EXERCISE:
Will you restate verbatim the lines running from the line with "What's the underlying" to the end of the data, leaving out everything else?

────────

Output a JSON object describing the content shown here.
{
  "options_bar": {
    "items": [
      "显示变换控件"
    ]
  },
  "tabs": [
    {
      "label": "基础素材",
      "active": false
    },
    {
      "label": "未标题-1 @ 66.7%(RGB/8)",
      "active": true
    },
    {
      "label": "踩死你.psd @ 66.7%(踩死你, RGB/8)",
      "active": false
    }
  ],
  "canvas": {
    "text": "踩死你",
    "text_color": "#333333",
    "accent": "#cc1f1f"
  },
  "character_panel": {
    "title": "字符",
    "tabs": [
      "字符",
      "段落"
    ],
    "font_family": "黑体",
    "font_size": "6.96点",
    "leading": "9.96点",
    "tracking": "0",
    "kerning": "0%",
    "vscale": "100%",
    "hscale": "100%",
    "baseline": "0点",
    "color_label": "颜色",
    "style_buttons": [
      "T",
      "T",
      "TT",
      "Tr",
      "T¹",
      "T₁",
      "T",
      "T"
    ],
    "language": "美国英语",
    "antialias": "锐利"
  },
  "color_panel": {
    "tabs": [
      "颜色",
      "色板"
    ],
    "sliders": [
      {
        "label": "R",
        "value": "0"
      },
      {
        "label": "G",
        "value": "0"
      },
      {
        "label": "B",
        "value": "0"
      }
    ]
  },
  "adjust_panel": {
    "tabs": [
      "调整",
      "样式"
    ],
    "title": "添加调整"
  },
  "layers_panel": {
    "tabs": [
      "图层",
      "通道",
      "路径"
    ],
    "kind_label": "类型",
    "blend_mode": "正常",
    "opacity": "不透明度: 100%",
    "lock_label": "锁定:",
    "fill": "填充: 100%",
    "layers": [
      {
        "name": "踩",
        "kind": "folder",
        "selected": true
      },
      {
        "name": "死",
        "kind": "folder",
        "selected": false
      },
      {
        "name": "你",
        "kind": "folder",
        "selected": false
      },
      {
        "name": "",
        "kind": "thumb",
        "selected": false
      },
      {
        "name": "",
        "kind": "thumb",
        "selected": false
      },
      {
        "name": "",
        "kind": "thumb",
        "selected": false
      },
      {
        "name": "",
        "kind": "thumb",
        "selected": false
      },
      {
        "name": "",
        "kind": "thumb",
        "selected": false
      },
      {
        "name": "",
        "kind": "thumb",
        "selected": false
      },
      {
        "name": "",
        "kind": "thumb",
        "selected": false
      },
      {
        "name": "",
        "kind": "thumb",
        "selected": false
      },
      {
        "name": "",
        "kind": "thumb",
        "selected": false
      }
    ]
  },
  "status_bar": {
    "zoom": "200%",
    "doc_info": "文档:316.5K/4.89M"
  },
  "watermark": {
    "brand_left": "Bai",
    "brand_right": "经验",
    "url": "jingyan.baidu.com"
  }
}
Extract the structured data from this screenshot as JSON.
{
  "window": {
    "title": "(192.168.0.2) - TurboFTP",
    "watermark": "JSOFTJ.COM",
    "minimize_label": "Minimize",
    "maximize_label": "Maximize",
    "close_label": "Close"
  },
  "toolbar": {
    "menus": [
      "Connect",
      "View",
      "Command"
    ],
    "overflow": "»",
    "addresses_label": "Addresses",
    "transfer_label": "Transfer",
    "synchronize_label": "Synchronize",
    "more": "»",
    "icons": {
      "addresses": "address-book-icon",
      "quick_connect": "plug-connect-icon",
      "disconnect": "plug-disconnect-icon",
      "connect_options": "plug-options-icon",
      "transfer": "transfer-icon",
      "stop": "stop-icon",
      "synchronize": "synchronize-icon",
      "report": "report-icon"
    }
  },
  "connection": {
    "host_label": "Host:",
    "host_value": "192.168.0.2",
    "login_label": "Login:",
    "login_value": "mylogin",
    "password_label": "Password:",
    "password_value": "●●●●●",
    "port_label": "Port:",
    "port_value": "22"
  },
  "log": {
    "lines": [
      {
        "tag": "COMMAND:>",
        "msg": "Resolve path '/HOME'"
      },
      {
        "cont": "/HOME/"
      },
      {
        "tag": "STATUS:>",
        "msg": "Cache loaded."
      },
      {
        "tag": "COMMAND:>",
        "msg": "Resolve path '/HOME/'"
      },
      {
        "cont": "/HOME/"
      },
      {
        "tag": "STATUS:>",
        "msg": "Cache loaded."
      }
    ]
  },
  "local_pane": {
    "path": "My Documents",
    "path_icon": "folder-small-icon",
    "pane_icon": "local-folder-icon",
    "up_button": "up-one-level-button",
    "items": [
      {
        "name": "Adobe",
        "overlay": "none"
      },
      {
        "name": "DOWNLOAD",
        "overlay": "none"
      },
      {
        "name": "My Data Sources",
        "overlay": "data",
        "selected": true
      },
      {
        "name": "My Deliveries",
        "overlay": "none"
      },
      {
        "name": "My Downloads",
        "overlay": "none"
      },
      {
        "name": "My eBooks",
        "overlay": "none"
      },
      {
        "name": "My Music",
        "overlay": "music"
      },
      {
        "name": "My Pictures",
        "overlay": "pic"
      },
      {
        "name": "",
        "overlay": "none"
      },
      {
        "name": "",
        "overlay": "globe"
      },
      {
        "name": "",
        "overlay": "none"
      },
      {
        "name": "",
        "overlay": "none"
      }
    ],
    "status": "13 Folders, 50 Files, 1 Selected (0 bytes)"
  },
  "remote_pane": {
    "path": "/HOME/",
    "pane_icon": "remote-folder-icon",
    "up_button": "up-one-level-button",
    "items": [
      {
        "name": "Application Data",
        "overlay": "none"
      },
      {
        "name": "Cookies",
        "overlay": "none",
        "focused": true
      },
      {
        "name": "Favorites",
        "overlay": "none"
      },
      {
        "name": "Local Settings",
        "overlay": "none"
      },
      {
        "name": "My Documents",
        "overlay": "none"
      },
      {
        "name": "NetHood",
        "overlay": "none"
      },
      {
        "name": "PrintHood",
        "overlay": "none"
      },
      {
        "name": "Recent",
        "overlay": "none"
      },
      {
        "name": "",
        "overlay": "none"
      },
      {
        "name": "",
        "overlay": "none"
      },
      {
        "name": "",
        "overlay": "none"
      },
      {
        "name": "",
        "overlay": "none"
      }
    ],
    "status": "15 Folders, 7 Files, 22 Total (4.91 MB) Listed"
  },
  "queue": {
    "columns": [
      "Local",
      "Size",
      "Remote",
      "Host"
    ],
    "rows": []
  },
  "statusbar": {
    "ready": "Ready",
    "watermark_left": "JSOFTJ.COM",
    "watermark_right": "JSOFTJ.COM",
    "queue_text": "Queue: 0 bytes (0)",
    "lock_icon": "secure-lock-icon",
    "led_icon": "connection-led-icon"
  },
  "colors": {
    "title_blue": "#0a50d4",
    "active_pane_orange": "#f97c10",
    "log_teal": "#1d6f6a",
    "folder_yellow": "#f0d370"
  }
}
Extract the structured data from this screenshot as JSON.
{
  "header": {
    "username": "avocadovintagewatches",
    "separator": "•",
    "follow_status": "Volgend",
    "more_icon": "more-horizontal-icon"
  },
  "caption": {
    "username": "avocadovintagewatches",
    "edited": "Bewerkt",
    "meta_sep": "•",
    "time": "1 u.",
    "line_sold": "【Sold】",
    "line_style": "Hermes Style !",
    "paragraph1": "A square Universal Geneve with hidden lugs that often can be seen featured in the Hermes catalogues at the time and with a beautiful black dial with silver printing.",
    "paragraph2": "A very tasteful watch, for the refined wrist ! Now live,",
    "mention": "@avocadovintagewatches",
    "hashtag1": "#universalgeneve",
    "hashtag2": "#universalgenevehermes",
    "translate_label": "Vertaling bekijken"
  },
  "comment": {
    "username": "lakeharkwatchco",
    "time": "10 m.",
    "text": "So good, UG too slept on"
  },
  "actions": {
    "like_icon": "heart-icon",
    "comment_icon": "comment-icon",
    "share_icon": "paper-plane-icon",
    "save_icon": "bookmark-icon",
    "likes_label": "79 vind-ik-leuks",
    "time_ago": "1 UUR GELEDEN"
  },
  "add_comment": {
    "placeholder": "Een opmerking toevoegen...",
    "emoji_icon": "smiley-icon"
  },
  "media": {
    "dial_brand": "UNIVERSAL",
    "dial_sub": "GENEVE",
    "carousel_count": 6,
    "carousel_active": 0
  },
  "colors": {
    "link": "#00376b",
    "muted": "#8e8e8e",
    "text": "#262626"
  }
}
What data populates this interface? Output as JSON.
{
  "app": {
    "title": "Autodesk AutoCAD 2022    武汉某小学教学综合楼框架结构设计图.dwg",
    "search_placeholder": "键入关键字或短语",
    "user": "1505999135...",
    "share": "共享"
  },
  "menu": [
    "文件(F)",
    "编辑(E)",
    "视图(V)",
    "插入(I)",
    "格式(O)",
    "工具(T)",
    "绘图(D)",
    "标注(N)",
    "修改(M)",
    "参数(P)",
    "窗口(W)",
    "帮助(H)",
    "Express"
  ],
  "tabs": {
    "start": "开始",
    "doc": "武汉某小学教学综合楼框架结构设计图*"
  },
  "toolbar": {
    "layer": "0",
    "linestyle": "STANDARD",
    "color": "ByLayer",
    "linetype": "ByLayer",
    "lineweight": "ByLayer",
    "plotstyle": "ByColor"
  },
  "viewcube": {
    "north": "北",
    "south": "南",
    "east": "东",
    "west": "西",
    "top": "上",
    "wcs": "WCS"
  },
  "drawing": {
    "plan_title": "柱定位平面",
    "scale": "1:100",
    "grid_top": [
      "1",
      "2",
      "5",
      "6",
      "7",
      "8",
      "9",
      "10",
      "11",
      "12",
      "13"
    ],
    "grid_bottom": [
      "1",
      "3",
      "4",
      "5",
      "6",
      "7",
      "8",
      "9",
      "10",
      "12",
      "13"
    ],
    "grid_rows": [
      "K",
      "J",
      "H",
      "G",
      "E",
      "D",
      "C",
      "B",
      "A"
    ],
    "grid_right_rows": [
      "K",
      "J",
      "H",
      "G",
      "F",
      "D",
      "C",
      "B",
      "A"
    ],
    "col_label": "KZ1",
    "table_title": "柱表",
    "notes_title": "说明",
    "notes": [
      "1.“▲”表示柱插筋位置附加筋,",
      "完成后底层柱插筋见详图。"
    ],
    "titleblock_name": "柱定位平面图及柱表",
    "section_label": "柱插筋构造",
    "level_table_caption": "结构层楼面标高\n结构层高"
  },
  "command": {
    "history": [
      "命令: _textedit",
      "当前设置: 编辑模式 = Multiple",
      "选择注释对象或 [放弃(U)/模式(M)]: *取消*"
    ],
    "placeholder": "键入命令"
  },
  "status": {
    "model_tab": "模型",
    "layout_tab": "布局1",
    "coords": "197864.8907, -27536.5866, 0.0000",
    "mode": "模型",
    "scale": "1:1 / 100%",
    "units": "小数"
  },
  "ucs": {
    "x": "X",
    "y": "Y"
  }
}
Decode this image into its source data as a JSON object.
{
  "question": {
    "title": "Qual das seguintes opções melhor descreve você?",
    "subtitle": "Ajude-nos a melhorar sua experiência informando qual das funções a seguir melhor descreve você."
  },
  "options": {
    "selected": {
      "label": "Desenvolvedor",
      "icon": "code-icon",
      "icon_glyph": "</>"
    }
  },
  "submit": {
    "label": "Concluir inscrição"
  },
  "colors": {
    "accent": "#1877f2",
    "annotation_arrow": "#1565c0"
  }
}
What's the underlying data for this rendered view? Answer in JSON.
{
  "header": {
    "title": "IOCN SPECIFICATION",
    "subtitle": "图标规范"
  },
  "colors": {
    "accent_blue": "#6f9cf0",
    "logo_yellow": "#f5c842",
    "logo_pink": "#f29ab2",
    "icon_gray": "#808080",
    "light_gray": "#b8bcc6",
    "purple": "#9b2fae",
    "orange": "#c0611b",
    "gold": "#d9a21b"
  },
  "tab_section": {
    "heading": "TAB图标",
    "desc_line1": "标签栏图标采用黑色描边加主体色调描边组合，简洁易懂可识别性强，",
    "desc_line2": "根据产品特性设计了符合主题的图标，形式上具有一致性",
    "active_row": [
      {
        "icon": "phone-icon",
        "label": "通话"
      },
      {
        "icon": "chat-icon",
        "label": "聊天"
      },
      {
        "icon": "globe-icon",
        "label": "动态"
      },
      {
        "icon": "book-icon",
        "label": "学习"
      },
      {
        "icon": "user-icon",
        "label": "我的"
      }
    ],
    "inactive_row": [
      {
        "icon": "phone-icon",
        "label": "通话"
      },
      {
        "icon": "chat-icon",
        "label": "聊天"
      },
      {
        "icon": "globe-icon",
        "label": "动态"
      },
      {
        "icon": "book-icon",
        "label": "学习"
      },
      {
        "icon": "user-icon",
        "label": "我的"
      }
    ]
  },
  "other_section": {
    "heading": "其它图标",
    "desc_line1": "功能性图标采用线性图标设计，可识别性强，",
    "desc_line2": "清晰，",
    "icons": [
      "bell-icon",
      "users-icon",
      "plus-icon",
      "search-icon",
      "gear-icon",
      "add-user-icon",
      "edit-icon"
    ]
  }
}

────────

CORRECT RESULT:
What's the underlying data for this rendered view? Answer in JSON.
{
  "header": {
    "title": "IOCN SPECIFICATION",
    "subtitle": "图标规范"
  },
  "colors": {
    "accent_blue": "#6f9cf0",
    "logo_yellow": "#f5c842",
    "logo_pink": "#f29ab2",
    "icon_gray": "#808080",
    "light_gray": "#b8bcc6",
    "purple": "#9b2fae",
    "orange": "#c0611b",
    "gold": "#d9a21b"
  },
  "tab_section": {
    "heading": "TAB图标",
    "desc_line1": "标签栏图标采用黑色描边加主体色调描边组合，简洁易懂可识别性强，",
    "desc_line2": "根据产品特性设计了符合主题的图标，形式上具有一致性",
    "active_row": [
      {
        "icon": "phone-icon",
        "label": "通话"
      },
      {
        "icon": "chat-icon",
        "label": "聊天"
      },
      {
        "icon": "globe-icon",
        "label": "动态"
      },
      {
        "icon": "book-icon",
        "label": "学习"
      },
      {
        "icon": "user-icon",
        "label": "我的"
      }
    ],
    "inactive_row": [
      {
        "icon": "phone-icon",
        "label": "通话"
      },
      {
        "icon": "chat-icon",
        "label": "聊天"
      },
      {
        "icon": "globe-icon",
        "label": "动态"
      },
      {
        "icon": "book-icon",
        "label": "学习"
      },
      {
        "icon": "user-icon",
        "label": "我的"
      }
    ]
  },
  "other_section": {
    "heading": "其它图标",
    "desc_line1": "功能性图标采用线性图标设计，可识别性强，",
    "desc_line2": "清晰，",
    "icons": [
      "bell-icon",
      "users-icon",
      "plus-icon",
      "search-icon",
      "gear-icon",
      "add-user-icon",
      "edit-icon"
    ]
  }
}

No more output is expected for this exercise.